• **Directions for this task**: Can all of these lines be returned exactly?

• **Information supplied**:
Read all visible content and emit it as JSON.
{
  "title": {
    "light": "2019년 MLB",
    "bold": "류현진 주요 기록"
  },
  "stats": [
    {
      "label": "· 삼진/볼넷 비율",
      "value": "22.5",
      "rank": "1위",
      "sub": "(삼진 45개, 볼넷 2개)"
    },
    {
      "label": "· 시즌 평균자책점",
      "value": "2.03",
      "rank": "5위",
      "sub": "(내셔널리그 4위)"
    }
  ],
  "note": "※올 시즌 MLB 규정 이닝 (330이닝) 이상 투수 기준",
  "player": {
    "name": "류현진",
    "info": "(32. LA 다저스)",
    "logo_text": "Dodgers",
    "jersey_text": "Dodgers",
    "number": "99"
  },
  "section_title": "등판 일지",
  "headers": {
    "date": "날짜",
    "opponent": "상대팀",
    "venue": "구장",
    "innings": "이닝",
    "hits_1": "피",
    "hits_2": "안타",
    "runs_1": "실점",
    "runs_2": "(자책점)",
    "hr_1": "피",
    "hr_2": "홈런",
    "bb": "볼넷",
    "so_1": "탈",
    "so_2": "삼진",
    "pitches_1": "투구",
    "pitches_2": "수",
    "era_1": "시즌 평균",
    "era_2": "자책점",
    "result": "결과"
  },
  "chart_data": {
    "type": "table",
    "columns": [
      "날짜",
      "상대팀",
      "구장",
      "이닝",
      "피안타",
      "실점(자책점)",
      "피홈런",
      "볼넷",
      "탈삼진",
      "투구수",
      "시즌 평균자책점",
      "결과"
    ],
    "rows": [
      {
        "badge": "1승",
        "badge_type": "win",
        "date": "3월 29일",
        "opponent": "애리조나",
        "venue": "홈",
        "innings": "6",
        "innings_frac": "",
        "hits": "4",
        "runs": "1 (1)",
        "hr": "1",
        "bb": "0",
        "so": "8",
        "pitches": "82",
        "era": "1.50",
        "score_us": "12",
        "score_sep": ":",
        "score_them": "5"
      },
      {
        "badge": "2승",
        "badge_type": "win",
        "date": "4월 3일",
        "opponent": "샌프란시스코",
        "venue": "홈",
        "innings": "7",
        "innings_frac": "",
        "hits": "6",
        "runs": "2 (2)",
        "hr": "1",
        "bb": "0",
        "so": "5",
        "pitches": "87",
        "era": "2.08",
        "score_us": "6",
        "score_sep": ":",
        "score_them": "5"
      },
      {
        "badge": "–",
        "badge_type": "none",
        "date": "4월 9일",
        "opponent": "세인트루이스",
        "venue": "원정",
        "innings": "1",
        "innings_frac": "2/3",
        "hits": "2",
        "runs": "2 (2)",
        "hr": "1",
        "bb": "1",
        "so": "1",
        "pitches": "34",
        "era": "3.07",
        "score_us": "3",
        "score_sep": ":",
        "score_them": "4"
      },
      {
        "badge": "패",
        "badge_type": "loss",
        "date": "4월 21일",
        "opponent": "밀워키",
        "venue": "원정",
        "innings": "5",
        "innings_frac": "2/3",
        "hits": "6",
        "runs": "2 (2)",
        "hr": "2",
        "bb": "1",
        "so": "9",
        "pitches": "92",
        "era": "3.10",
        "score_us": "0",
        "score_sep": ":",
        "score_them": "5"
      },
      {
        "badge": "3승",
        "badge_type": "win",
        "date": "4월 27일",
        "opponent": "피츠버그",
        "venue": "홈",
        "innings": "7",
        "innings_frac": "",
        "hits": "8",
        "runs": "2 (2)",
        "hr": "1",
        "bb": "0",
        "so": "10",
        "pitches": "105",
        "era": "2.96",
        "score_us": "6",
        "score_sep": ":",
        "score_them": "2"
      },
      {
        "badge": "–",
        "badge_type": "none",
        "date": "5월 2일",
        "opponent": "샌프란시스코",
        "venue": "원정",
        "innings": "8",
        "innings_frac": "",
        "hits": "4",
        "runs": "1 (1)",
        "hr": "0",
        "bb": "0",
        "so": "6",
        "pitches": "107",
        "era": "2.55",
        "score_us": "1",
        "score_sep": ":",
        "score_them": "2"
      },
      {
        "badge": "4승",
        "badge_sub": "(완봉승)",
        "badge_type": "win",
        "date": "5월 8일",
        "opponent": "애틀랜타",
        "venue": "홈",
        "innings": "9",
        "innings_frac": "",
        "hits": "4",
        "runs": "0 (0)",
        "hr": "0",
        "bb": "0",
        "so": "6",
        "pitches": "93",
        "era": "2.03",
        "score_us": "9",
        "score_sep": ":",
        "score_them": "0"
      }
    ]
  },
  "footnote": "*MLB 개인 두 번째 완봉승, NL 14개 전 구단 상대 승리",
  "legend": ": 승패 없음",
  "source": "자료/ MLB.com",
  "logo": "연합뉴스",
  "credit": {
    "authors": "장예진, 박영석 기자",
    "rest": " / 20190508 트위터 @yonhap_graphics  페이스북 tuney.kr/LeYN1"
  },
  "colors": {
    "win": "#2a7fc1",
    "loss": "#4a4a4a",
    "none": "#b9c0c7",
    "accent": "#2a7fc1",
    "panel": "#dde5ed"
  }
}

• **Result of the task**:
Read all visible content and emit it as JSON.
{
  "title": {
    "light": "2019년 MLB",
    "bold": "류현진 주요 기록"
  },
  "stats": [
    {
      "label": "· 삼진/볼넷 비율",
      "value": "22.5",
      "rank": "1위",
      "sub": "(삼진 45개, 볼넷 2개)"
    },
    {
      "label": "· 시즌 평균자책점",
      "value": "2.03",
      "rank": "5위",
      "sub": "(내셔널리그 4위)"
    }
  ],
  "note": "※올 시즌 MLB 규정 이닝 (330이닝) 이상 투수 기준",
  "player": {
    "name": "류현진",
    "info": "(32. LA 다저스)",
    "logo_text": "Dodgers",
    "jersey_text": "Dodgers",
    "number": "99"
  },
  "section_title": "등판 일지",
  "headers": {
    "date": "날짜",
    "opponent": "상대팀",
    "venue": "구장",
    "innings": "이닝",
    "hits_1": "피",
    "hits_2": "안타",
    "runs_1": "실점",
    "runs_2": "(자책점)",
    "hr_1": "피",
    "hr_2": "홈런",
    "bb": "볼넷",
    "so_1": "탈",
    "so_2": "삼진",
    "pitches_1": "투구",
    "pitches_2": "수",
    "era_1": "시즌 평균",
    "era_2": "자책점",
    "result": "결과"
  },
  "chart_data": {
    "type": "table",
    "columns": [
      "날짜",
      "상대팀",
      "구장",
      "이닝",
      "피안타",
      "실점(자책점)",
      "피홈런",
      "볼넷",
      "탈삼진",
      "투구수",
      "시즌 평균자책점",
      "결과"
    ],
    "rows": [
      {
        "badge": "1승",
        "badge_type": "win",
        "date": "3월 29일",
        "opponent": "애리조나",
        "venue": "홈",
        "innings": "6",
        "innings_frac": "",
        "hits": "4",
        "runs": "1 (1)",
        "hr": "1",
        "bb": "0",
        "so": "8",
        "pitches": "82",
        "era": "1.50",
        "score_us": "12",
        "score_sep": ":",
        "score_them": "5"
      },
      {
        "badge": "2승",
        "badge_type": "win",
        "date": "4월 3일",
        "opponent": "샌프란시스코",
        "venue": "홈",
        "innings": "7",
        "innings_frac": "",
        "hits": "6",
        "runs": "2 (2)",
        "hr": "1",
        "bb": "0",
        "so": "5",
        "pitches": "87",
        "era": "2.08",
        "score_us": "6",
        "score_sep": ":",
        "score_them": "5"
      },
      {
        "badge": "–",
        "badge_type": "none",
        "date": "4월 9일",
        "opponent": "세인트루이스",
        "venue": "원정",
        "innings": "1",
        "innings_frac": "2/3",
        "hits": "2",
        "runs": "2 (2)",
        "hr": "1",
        "bb": "1",
        "so": "1",
        "pitches": "34",
        "era": "3.07",
        "score_us": "3",
        "score_sep": ":",
        "score_them": "4"
      },
      {
        "badge": "패",
        "badge_type": "loss",
        "date": "4월 21일",
        "opponent": "밀워키",
        "venue": "원정",
        "innings": "5",
        "innings_frac": "2/3",
        "hits": "6",
        "runs": "2 (2)",
        "hr": "2",
        "bb": "1",
        "so": "9",
        "pitches": "92",
        "era": "3.10",
        "score_us": "0",
        "score_sep": ":",
        "score_them": "5"
      },
      {
        "badge": "3승",
        "badge_type": "win",
        "date": "4월 27일",
        "opponent": "피츠버그",
        "venue": "홈",
        "innings": "7",
        "innings_frac": "",
        "hits": "8",
        "runs": "2 (2)",
        "hr": "1",
        "bb": "0",
        "so": "10",
        "pitches": "105",
        "era": "2.96",
        "score_us": "6",
        "score_sep": ":",
        "score_them": "2"
      },
      {
        "badge": "–",
        "badge_type": "none",
        "date": "5월 2일",
        "opponent": "샌프란시스코",
        "venue": "원정",
        "innings": "8",
        "innings_frac": "",
        "hits": "4",
        "runs": "1 (1)",
        "hr": "0",
        "bb": "0",
        "so": "6",
        "pitches": "107",
        "era": "2.55",
        "score_us": "1",
        "score_sep": ":",
        "score_them": "2"
      },
      {
        "badge": "4승",
        "badge_sub": "(완봉승)",
        "badge_type": "win",
        "date": "5월 8일",
        "opponent": "애틀랜타",
        "venue": "홈",
        "innings": "9",
        "innings_frac": "",
        "hits": "4",
        "runs": "0 (0)",
        "hr": "0",
        "bb": "0",
        "so": "6",
        "pitches": "93",
        "era": "2.03",
        "score_us": "9",
        "score_sep": ":",
        "score_them": "0"
      }
    ]
  },
  "footnote": "*MLB 개인 두 번째 완봉승, NL 14개 전 구단 상대 승리",
  "legend": ": 승패 없음",
  "source": "자료/ MLB.com",
  "logo": "연합뉴스",
  "credit": {
    "authors": "장예진, 박영석 기자",
    "rest": " / 20190508 트위터 @yonhap_graphics  페이스북 tuney.kr/LeYN1"
  },
  "colors": {
    "win": "#2a7fc1",
    "loss": "#4a4a4a",
    "none": "#b9c0c7",
    "accent": "#2a7fc1",
    "panel": "#dde5ed"
  }
}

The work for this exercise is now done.